Call an authenticated endpoint

curl -sS \
  -H "Authorization: Bearer ${DEFENDIS_API_KEY}" \
  "https://api.defendis.ai/api/v1/watchlists"

Core concepts

Watchlists

Datasets in Defendis are access-controlled by your workspace scope. In practice:
  • You define watchlists that represent what you are authorised to monitor (domains, emails, keywords, BINs, and other assets).
  • Many endpoints validate input against your watchlist scope.
  • Requests outside your approved scope return 403 Forbidden.
  • Watchlist write endpoints may return 409 Conflict when your workspace quota is reached.

Contract-first integration

  • The OpenAPI spec is the source of truth for endpoints, parameters, and request/response schemas: ../openapi.yaml.
  • If you generate clients, treat the API as additive: new fields may appear without warning. Your parser should ignore unknown fields.

Request conventions

Content types

  • Use query parameters for filtering and pagination on endpoints that support them.
  • When an endpoint accepts a request body, send JSON:
Content-Type: application/json
For more information, see Errors and Endpoints.

Pagination

Paginated list endpoints return a consistent envelope:
  • data: array of records
  • paging: pagination metadata with:
    • currentPage
    • pageSize
    • totalRecords
    • totalPages
    • hasMore
    • nextPage
Recommended ingestion loop:
  • Start with page=1.
  • Keep fetching until paging.hasMore is false (or paging.nextPage is null).
  • Persist checkpoints (page and filter window) so your ingestion can resume safely after failures.
Example
{
  "data": [],
  "paging": {
    "currentPage": 1,
    "pageSize": 50,
    "totalRecords": 120,
    "totalPages": 3,
    "hasMore": true,
    "nextPage": 2
  }
}

Date filters

Some endpoints support date window filtering. When supported, use a closed-open window:
  • fromDate: inclusive lower bound
  • toDate: exclusive upper bound
Date parameters are standardized as fromDate and toDate. Always follow the endpoint’s reference docs / OpenAPI contract for exact support. Client recommendation:
  • Use YYYY-MM-DD for date-only filters.
  • Prefer narrow windows for high-volume pulls and widen gradually.

Search & sorting

Search and sorting are endpoint-specific. Common patterns include:
  • search
  • sortBy
  • sortOrder
When omitted, server-side defaults apply. Use the OpenAPI contract and the endpoint reference docs to confirm supported parameters and allowed values.

**RECORDED INFORMATION**

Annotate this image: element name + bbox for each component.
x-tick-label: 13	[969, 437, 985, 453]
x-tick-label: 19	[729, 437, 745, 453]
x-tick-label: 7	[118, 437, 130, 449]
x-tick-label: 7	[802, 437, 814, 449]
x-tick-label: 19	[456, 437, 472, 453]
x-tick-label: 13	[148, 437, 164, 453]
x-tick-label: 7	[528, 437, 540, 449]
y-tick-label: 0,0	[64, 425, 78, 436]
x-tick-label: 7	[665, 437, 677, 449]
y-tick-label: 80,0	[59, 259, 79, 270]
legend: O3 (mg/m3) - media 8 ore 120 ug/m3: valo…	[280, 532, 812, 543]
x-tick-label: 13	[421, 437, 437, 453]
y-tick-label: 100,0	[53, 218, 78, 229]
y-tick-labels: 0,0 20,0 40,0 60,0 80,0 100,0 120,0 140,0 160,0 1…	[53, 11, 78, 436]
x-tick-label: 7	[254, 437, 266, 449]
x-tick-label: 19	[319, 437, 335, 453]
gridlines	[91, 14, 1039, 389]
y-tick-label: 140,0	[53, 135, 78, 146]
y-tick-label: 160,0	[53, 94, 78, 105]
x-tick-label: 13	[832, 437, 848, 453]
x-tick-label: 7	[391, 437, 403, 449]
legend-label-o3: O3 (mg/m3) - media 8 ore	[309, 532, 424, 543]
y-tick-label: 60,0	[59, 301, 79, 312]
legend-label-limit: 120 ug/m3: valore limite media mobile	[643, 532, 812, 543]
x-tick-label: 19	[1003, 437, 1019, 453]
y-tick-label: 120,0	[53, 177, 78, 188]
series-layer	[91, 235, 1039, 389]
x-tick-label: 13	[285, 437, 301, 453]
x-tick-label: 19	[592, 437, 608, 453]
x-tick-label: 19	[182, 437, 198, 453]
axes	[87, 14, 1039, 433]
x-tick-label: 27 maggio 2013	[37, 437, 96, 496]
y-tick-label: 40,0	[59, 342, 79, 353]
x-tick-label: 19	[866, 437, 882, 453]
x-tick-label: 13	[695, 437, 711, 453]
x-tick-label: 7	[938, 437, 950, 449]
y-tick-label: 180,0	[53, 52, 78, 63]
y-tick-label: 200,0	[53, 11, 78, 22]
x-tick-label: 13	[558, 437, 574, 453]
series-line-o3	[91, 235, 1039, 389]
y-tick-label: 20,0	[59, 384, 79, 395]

**TASK BRIEF**
Continue the Defendis API documentation, starting after its last sentence ("Use the OpenAPI contract and the endpoint reference docs to confirm supported parameters and allowed values."). Keep its headings, bullet style, and technical register.

**ANSWER SPACE**
Rate limits & reliability

Defendis enforces rate limiting. When exceeded you will receive 429 Too Many Requests. Client best practices:
  • Use exponential backoff for retries (with jitter).
  • Distribute polling workloads over time.
  • Automatically retry safe requests (GET) on transient failures (429, 5xx, timeouts).
  • Avoid retrying non-idempotent writes unless your application guarantees idempotency.

Typical integration patterns

Pull model

1

Define scope

Configure watchlists so your integration only pulls data within approved scope.
2

Pull datasets

Ingest Dataleaks, Exposure, and Ransomware datasets on a recurring schedule.
3

Normalize downstream

Map results into your SIEM/SOAR, data lake, or case management schema.

Near-real-time workflows

For operational workflows, use frequent polling with small time windows and robust retry/backoff behavior.

Data handling & privacy

Some datasets, especially Dataleaks, may contain sensitive information. As an API consumer, you are responsible for ensuring the data is handled appropriately within your environment. Recommended practices:

Minimize retention

Keep only the fields and retention window required for your workflow.

Restrict access

Limit sensitive dataset access to the smallest set of users and services.

Redact logs

Avoid logging full payloads or sensitive fields in application and audit logs.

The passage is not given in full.